> _What is expected_
Extract each line of the material that follows exactly and omit its pictures.
#####
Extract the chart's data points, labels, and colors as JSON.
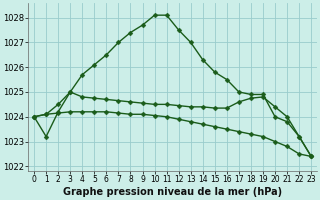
{
  "title": "Graphe pression niveau de la mer (hPa)",
  "background_color": "#cceee8",
  "grid_color": "#99cccc",
  "line_color": "#1a5c1a",
  "xlim": [
    -0.5,
    23.5
  ],
  "ylim": [
    1021.8,
    1028.6
  ],
  "yticks": [
    1022,
    1023,
    1024,
    1025,
    1026,
    1027,
    1028
  ],
  "xticks": [
    0,
    1,
    2,
    3,
    4,
    5,
    6,
    7,
    8,
    9,
    10,
    11,
    12,
    13,
    14,
    15,
    16,
    17,
    18,
    19,
    20,
    21,
    22,
    23
  ],
  "series": [
    {
      "x": [
        0,
        1,
        2,
        3,
        4,
        5,
        6,
        7,
        8,
        9,
        10,
        11,
        12,
        13,
        14,
        15,
        16,
        17,
        18,
        19,
        20,
        21,
        22,
        23
      ],
      "y": [
        1024.0,
        1023.2,
        1024.2,
        1025.0,
        1025.7,
        1026.1,
        1026.5,
        1027.0,
        1027.4,
        1027.7,
        1028.1,
        1028.1,
        1027.5,
        1027.0,
        1026.3,
        1025.8,
        1025.5,
        1025.0,
        1024.9,
        1024.9,
        1024.0,
        1023.8,
        1023.2,
        1022.4
      ]
    },
    {
      "x": [
        0,
        1,
        2,
        3,
        4,
        5,
        6,
        7,
        8,
        9,
        10,
        11,
        12,
        13,
        14,
        15,
        16,
        17,
        18,
        19,
        20,
        21,
        22,
        23
      ],
      "y": [
        1024.0,
        1024.1,
        1024.15,
        1024.2,
        1024.2,
        1024.2,
        1024.2,
        1024.15,
        1024.1,
        1024.1,
        1024.05,
        1024.0,
        1023.9,
        1023.8,
        1023.7,
        1023.6,
        1023.5,
        1023.4,
        1023.3,
        1023.2,
        1023.0,
        1022.8,
        1022.5,
        1022.4
      ]
    },
    {
      "x": [
        0,
        1,
        2,
        3,
        4,
        5,
        6,
        7,
        8,
        9,
        10,
        11,
        12,
        13,
        14,
        15,
        16,
        17,
        18,
        19,
        20,
        21,
        22,
        23
      ],
      "y": [
        1024.0,
        1024.1,
        1024.5,
        1025.0,
        1024.8,
        1024.75,
        1024.7,
        1024.65,
        1024.6,
        1024.55,
        1024.5,
        1024.5,
        1024.45,
        1024.4,
        1024.4,
        1024.35,
        1024.35,
        1024.6,
        1024.75,
        1024.8,
        1024.4,
        1024.0,
        1023.2,
        1022.4
      ]
    }
  ],
  "marker": "D",
  "markersize": 2.5,
  "linewidth": 1.0,
  "xlabel_fontsize": 7,
  "ytick_fontsize": 6,
  "xtick_fontsize": 5.5
}
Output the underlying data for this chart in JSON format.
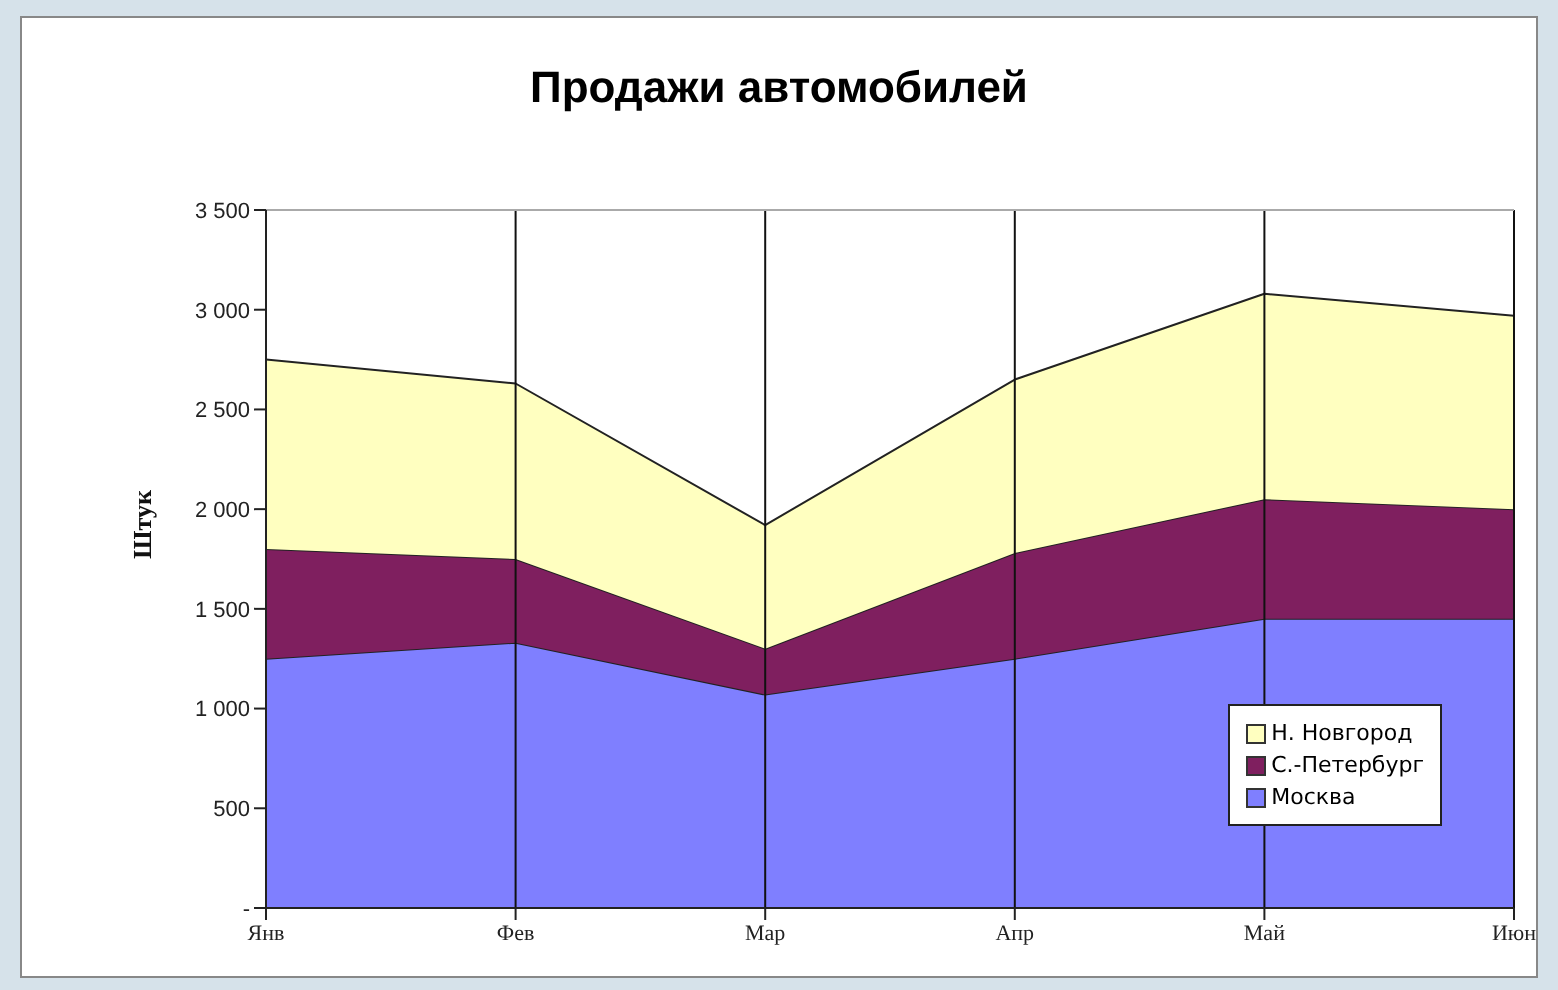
{
  "chart_data": {
    "type": "area",
    "stacked": true,
    "title": "Продажи автомобилей",
    "ylabel": "Штук",
    "categories": [
      "Янв",
      "Фев",
      "Мар",
      "Апр",
      "Май",
      "Июн"
    ],
    "series": [
      {
        "name": "Москва",
        "color": "#7f7fff",
        "values": [
          1250,
          1330,
          1070,
          1250,
          1450,
          1450
        ]
      },
      {
        "name": "С.-Петербург",
        "color": "#7f1f5f",
        "values": [
          550,
          420,
          230,
          530,
          600,
          550
        ]
      },
      {
        "name": "Н. Новгород",
        "color": "#ffffc0",
        "values": [
          950,
          880,
          620,
          870,
          1030,
          970
        ]
      }
    ],
    "ylim": [
      0,
      3500
    ],
    "yticks": [
      {
        "value": 0,
        "label": "-"
      },
      {
        "value": 500,
        "label": "500"
      },
      {
        "value": 1000,
        "label": "1 000"
      },
      {
        "value": 1500,
        "label": "1 500"
      },
      {
        "value": 2000,
        "label": "2 000"
      },
      {
        "value": 2500,
        "label": "2 500"
      },
      {
        "value": 3000,
        "label": "3 000"
      },
      {
        "value": 3500,
        "label": "3 500"
      }
    ],
    "grid": "x",
    "legend": "bottom right"
  }
}
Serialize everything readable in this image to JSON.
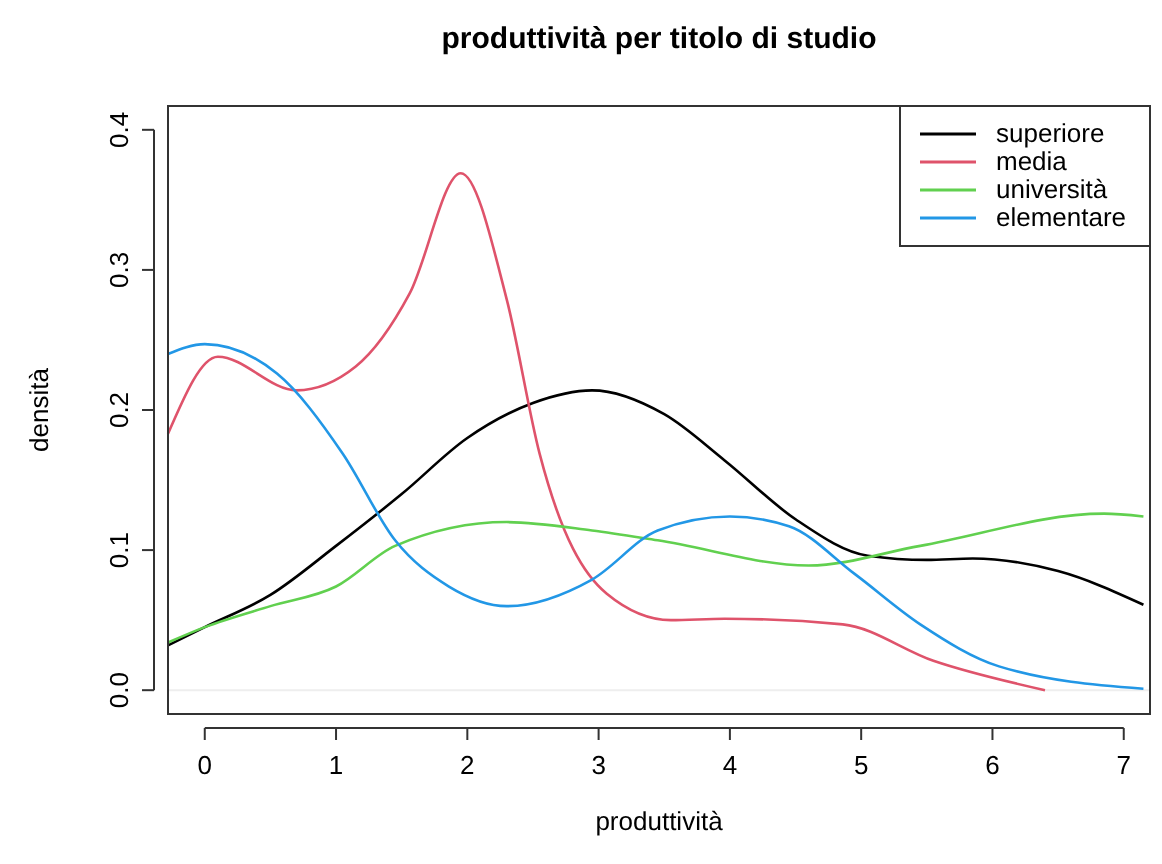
{
  "chart_data": {
    "type": "line",
    "title": "produttività per titolo di studio",
    "xlabel": "produttività",
    "ylabel": "densità",
    "xlim": [
      -0.28,
      7.2
    ],
    "ylim": [
      -0.017,
      0.417
    ],
    "xticks": [
      0,
      1,
      2,
      3,
      4,
      5,
      6,
      7
    ],
    "yticks": [
      {
        "value": 0,
        "label": "0.0"
      },
      {
        "value": 0.1,
        "label": "0.1"
      },
      {
        "value": 0.2,
        "label": "0.2"
      },
      {
        "value": 0.3,
        "label": "0.3"
      },
      {
        "value": 0.4,
        "label": "0.4"
      }
    ],
    "grid": false,
    "legend": "top right",
    "marker": "none",
    "line_style": "solid",
    "ref_lines": [
      {
        "axis": "y",
        "value": 0,
        "color": "#eeeeee"
      }
    ],
    "series": [
      {
        "name": "superiore",
        "color": "#000000",
        "x": [
          -0.28,
          0,
          0.5,
          1,
          1.5,
          2,
          2.5,
          2.95,
          3.5,
          3.96,
          4.5,
          5.05,
          5.5,
          5.85,
          6.5,
          7.15
        ],
        "values": [
          0.032,
          0.045,
          0.068,
          0.103,
          0.14,
          0.18,
          0.205,
          0.214,
          0.197,
          0.164,
          0.122,
          0.096,
          0.093,
          0.094,
          0.085,
          0.061
        ]
      },
      {
        "name": "media",
        "color": "#df536b",
        "x": [
          -0.28,
          0.1,
          0.7,
          1.15,
          1.56,
          1.95,
          2.3,
          2.55,
          3.06,
          3.55,
          3.96,
          4.86,
          5.55,
          6.4
        ],
        "values": [
          0.183,
          0.238,
          0.214,
          0.231,
          0.283,
          0.369,
          0.279,
          0.169,
          0.069,
          0.05,
          0.051,
          0.047,
          0.021,
          0.0
        ]
      },
      {
        "name": "università",
        "color": "#61d04f",
        "x": [
          -0.28,
          0,
          0.5,
          1,
          1.45,
          2.3,
          2.95,
          3.45,
          4.6,
          5.45,
          6.85,
          7.15
        ],
        "values": [
          0.034,
          0.045,
          0.06,
          0.074,
          0.103,
          0.12,
          0.114,
          0.107,
          0.089,
          0.103,
          0.126,
          0.124
        ]
      },
      {
        "name": "elementare",
        "color": "#2297e6",
        "x": [
          -0.28,
          0,
          0.55,
          1.05,
          1.45,
          1.86,
          2.3,
          2.95,
          3.45,
          4,
          4.45,
          4.95,
          5.45,
          6.05,
          7.15
        ],
        "values": [
          0.24,
          0.247,
          0.226,
          0.169,
          0.107,
          0.074,
          0.06,
          0.079,
          0.114,
          0.124,
          0.117,
          0.083,
          0.047,
          0.017,
          0.001
        ]
      }
    ]
  }
}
#####
> _Response for this exercise_
Extract the chart's data points, labels, and colors as JSON.
{
  "title": "Graphe pression niveau de la mer (hPa)",
  "background_color": "#cceee8",
  "grid_color": "#99cccc",
  "line_color": "#1a5c1a",
  "xlim": [
    -0.5,
    23.5
  ],
  "ylim": [
    1021.8,
    1028.6
  ],
  "yticks": [
    1022,
    1023,
    1024,
    1025,
    1026,
    1027,
    1028
  ],
  "xticks": [
    0,
    1,
    2,
    3,
    4,
    5,
    6,
    7,
    8,
    9,
    10,
    11,
    12,
    13,
    14,
    15,
    16,
    17,
    18,
    19,
    20,
    21,
    22,
    23
  ],
  "series": [
    {
      "x": [
        0,
        1,
        2,
        3,
        4,
        5,
        6,
        7,
        8,
        9,
        10,
        11,
        12,
        13,
        14,
        15,
        16,
        17,
        18,
        19,
        20,
        21,
        22,
        23
      ],
      "y": [
        1024.0,
        1023.2,
        1024.2,
        1025.0,
        1025.7,
        1026.1,
        1026.5,
        1027.0,
        1027.4,
        1027.7,
        1028.1,
        1028.1,
        1027.5,
        1027.0,
        1026.3,
        1025.8,
        1025.5,
        1025.0,
        1024.9,
        1024.9,
        1024.0,
        1023.8,
        1023.2,
        1022.4
      ]
    },
    {
      "x": [
        0,
        1,
        2,
        3,
        4,
        5,
        6,
        7,
        8,
        9,
        10,
        11,
        12,
        13,
        14,
        15,
        16,
        17,
        18,
        19,
        20,
        21,
        22,
        23
      ],
      "y": [
        1024.0,
        1024.1,
        1024.15,
        1024.2,
        1024.2,
        1024.2,
        1024.2,
        1024.15,
        1024.1,
        1024.1,
        1024.05,
        1024.0,
        1023.9,
        1023.8,
        1023.7,
        1023.6,
        1023.5,
        1023.4,
        1023.3,
        1023.2,
        1023.0,
        1022.8,
        1022.5,
        1022.4
      ]
    },
    {
      "x": [
        0,
        1,
        2,
        3,
        4,
        5,
        6,
        7,
        8,
        9,
        10,
        11,
        12,
        13,
        14,
        15,
        16,
        17,
        18,
        19,
        20,
        21,
        22,
        23
      ],
      "y": [
        1024.0,
        1024.1,
        1024.5,
        1025.0,
        1024.8,
        1024.75,
        1024.7,
        1024.65,
        1024.6,
        1024.55,
        1024.5,
        1024.5,
        1024.45,
        1024.4,
        1024.4,
        1024.35,
        1024.35,
        1024.6,
        1024.75,
        1024.8,
        1024.4,
        1024.0,
        1023.2,
        1022.4
      ]
    }
  ],
  "marker": "D",
  "markersize": 2.5,
  "linewidth": 1.0,
  "xlabel_fontsize": 7,
  "ytick_fontsize": 6,
  "xtick_fontsize": 5.5
}
Output the underlying data for this chart in JSON format.
{
  "chart_data": {
    "type": "area",
    "stacked": true,
    "title": "Продажи автомобилей",
    "ylabel": "Штук",
    "categories": [
      "Янв",
      "Фев",
      "Мар",
      "Апр",
      "Май",
      "Июн"
    ],
    "series": [
      {
        "name": "Москва",
        "color": "#7f7fff",
        "values": [
          1250,
          1330,
          1070,
          1250,
          1450,
          1450
        ]
      },
      {
        "name": "С.-Петербург",
        "color": "#7f1f5f",
        "values": [
          550,
          420,
          230,
          530,
          600,
          550
        ]
      },
      {
        "name": "Н. Новгород",
        "color": "#ffffc0",
        "values": [
          950,
          880,
          620,
          870,
          1030,
          970
        ]
      }
    ],
    "ylim": [
      0,
      3500
    ],
    "yticks": [
      {
        "value": 0,
        "label": "-"
      },
      {
        "value": 500,
        "label": "500"
      },
      {
        "value": 1000,
        "label": "1 000"
      },
      {
        "value": 1500,
        "label": "1 500"
      },
      {
        "value": 2000,
        "label": "2 000"
      },
      {
        "value": 2500,
        "label": "2 500"
      },
      {
        "value": 3000,
        "label": "3 000"
      },
      {
        "value": 3500,
        "label": "3 500"
      }
    ],
    "grid": "x",
    "legend": "bottom right"
  }
}
Serialize everything readable in this image to JSON.
{
  "chart_data": {
    "type": "line",
    "title": "produttività per titolo di studio",
    "xlabel": "produttività",
    "ylabel": "densità",
    "xlim": [
      -0.28,
      7.2
    ],
    "ylim": [
      -0.017,
      0.417
    ],
    "xticks": [
      0,
      1,
      2,
      3,
      4,
      5,
      6,
      7
    ],
    "yticks": [
      {
        "value": 0,
        "label": "0.0"
      },
      {
        "value": 0.1,
        "label": "0.1"
      },
      {
        "value": 0.2,
        "label": "0.2"
      },
      {
        "value": 0.3,
        "label": "0.3"
      },
      {
        "value": 0.4,
        "label": "0.4"
      }
    ],
    "grid": false,
    "legend": "top right",
    "marker": "none",
    "line_style": "solid",
    "ref_lines": [
      {
        "axis": "y",
        "value": 0,
        "color": "#eeeeee"
      }
    ],
    "series": [
      {
        "name": "superiore",
        "color": "#000000",
        "x": [
          -0.28,
          0,
          0.5,
          1,
          1.5,
          2,
          2.5,
          2.95,
          3.5,
          3.96,
          4.5,
          5.05,
          5.5,
          5.85,
          6.5,
          7.15
        ],
        "values": [
          0.032,
          0.045,
          0.068,
          0.103,
          0.14,
          0.18,
          0.205,
          0.214,
          0.197,
          0.164,
          0.122,
          0.096,
          0.093,
          0.094,
          0.085,
          0.061
        ]
      },
      {
        "name": "media",
        "color": "#df536b",
        "x": [
          -0.28,
          0.1,
          0.7,
          1.15,
          1.56,
          1.95,
          2.3,
          2.55,
          3.06,
          3.55,
          3.96,
          4.86,
          5.55,
          6.4
        ],
        "values": [
          0.183,
          0.238,
          0.214,
          0.231,
          0.283,
          0.369,
          0.279,
          0.169,
          0.069,
          0.05,
          0.051,
          0.047,
          0.021,
          0.0
        ]
      },
      {
        "name": "università",
        "color": "#61d04f",
        "x": [
          -0.28,
          0,
          0.5,
          1,
          1.45,
          2.3,
          2.95,
          3.45,
          4.6,
          5.45,
          6.85,
          7.15
        ],
        "values": [
          0.034,
          0.045,
          0.06,
          0.074,
          0.103,
          0.12,
          0.114,
          0.107,
          0.089,
          0.103,
          0.126,
          0.124
        ]
      },
      {
        "name": "elementare",
        "color": "#2297e6",
        "x": [
          -0.28,
          0,
          0.55,
          1.05,
          1.45,
          1.86,
          2.3,
          2.95,
          3.45,
          4,
          4.45,
          4.95,
          5.45,
          6.05,
          7.15
        ],
        "values": [
          0.24,
          0.247,
          0.226,
          0.169,
          0.107,
          0.074,
          0.06,
          0.079,
          0.114,
          0.124,
          0.117,
          0.083,
          0.047,
          0.017,
          0.001
        ]
      }
    ]
  }
}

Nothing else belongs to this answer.